OBJECTIVE
Give the material again in full, matching it exactly.

▽

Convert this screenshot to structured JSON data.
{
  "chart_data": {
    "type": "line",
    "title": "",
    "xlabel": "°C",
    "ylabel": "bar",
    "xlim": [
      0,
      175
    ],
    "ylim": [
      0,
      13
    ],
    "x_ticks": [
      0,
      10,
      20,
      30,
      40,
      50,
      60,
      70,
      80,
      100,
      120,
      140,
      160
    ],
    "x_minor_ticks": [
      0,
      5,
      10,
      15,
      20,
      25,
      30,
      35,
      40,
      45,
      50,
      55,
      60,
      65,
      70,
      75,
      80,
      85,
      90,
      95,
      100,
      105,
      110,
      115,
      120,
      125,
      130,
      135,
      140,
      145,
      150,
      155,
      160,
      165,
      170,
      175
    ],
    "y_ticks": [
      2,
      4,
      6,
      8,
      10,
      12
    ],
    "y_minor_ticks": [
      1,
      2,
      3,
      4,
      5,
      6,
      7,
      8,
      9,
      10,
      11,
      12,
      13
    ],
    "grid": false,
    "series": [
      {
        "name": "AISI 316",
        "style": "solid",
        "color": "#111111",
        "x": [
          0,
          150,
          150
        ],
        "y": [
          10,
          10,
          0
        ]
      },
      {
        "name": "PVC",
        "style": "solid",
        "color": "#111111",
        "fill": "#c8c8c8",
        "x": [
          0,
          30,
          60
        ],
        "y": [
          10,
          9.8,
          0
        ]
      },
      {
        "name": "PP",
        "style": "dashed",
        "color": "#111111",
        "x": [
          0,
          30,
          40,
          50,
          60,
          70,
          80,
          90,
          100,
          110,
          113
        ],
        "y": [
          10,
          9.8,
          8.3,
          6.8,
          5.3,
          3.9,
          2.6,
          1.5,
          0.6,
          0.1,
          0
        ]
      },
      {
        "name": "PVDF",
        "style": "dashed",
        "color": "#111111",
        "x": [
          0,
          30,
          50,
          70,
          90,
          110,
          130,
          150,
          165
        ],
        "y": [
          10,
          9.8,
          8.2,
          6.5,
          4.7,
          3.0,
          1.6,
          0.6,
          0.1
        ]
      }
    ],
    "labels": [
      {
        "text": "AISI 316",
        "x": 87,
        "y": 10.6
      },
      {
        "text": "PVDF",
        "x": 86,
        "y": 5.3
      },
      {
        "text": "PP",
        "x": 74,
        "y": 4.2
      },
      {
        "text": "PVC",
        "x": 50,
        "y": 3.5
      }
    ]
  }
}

△

SOLVED PROBLEM
Convert this screenshot to structured JSON data.
{
  "chart_data": {
    "type": "line",
    "title": "",
    "xlabel": "°C",
    "ylabel": "bar",
    "xlim": [
      0,
      175
    ],
    "ylim": [
      0,
      13
    ],
    "x_ticks": [
      0,
      10,
      20,
      30,
      40,
      50,
      60,
      70,
      80,
      100,
      120,
      140,
      160
    ],
    "x_minor_ticks": [
      0,
      5,
      10,
      15,
      20,
      25,
      30,
      35,
      40,
      45,
      50,
      55,
      60,
      65,
      70,
      75,
      80,
      85,
      90,
      95,
      100,
      105,
      110,
      115,
      120,
      125,
      130,
      135,
      140,
      145,
      150,
      155,
      160,
      165,
      170,
      175
    ],
    "y_ticks": [
      2,
      4,
      6,
      8,
      10,
      12
    ],
    "y_minor_ticks": [
      1,
      2,
      3,
      4,
      5,
      6,
      7,
      8,
      9,
      10,
      11,
      12,
      13
    ],
    "grid": false,
    "series": [
      {
        "name": "AISI 316",
        "style": "solid",
        "color": "#111111",
        "x": [
          0,
          150,
          150
        ],
        "y": [
          10,
          10,
          0
        ]
      },
      {
        "name": "PVC",
        "style": "solid",
        "color": "#111111",
        "fill": "#c8c8c8",
        "x": [
          0,
          30,
          60
        ],
        "y": [
          10,
          9.8,
          0
        ]
      },
      {
        "name": "PP",
        "style": "dashed",
        "color": "#111111",
        "x": [
          0,
          30,
          40,
          50,
          60,
          70,
          80,
          90,
          100,
          110,
          113
        ],
        "y": [
          10,
          9.8,
          8.3,
          6.8,
          5.3,
          3.9,
          2.6,
          1.5,
          0.6,
          0.1,
          0
        ]
      },
      {
        "name": "PVDF",
        "style": "dashed",
        "color": "#111111",
        "x": [
          0,
          30,
          50,
          70,
          90,
          110,
          130,
          150,
          165
        ],
        "y": [
          10,
          9.8,
          8.2,
          6.5,
          4.7,
          3.0,
          1.6,
          0.6,
          0.1
        ]
      }
    ],
    "labels": [
      {
        "text": "AISI 316",
        "x": 87,
        "y": 10.6
      },
      {
        "text": "PVDF",
        "x": 86,
        "y": 5.3
      },
      {
        "text": "PP",
        "x": 74,
        "y": 4.2
      },
      {
        "text": "PVC",
        "x": 50,
        "y": 3.5
      }
    ]
  }
}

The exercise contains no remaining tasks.